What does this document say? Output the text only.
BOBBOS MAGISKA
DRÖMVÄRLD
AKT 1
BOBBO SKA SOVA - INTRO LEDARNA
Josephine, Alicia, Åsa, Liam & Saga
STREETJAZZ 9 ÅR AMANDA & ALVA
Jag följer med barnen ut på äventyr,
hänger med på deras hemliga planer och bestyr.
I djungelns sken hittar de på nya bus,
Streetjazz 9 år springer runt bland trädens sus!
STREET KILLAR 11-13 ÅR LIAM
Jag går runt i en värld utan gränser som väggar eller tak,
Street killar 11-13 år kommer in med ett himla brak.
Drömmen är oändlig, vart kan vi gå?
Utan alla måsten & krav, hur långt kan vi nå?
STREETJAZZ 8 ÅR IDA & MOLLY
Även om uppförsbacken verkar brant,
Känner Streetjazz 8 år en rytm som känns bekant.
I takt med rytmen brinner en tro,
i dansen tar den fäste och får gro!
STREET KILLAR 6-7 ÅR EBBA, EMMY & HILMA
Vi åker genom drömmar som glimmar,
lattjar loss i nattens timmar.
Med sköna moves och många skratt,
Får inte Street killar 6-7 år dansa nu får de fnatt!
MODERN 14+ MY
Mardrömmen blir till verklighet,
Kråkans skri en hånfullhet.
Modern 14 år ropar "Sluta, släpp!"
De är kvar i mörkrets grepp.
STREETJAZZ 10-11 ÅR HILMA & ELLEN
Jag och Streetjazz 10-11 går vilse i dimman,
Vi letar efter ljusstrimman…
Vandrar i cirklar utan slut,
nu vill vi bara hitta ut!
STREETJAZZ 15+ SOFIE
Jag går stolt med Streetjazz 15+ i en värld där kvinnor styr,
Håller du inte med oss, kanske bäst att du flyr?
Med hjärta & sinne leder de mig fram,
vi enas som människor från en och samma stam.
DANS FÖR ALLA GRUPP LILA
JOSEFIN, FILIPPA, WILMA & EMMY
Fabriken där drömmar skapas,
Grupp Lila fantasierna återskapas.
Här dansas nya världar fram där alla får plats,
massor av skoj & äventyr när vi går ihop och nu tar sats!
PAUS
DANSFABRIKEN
-=-=-
> PROBLEM
What lines of the listing above hold "HILMA"? Copy all of them.

> RESPONSE AREA
STREET KILLAR 6-7 ÅR EBBA, EMMY & HILMA
STREETJAZZ 10-11 ÅR HILMA & ELLEN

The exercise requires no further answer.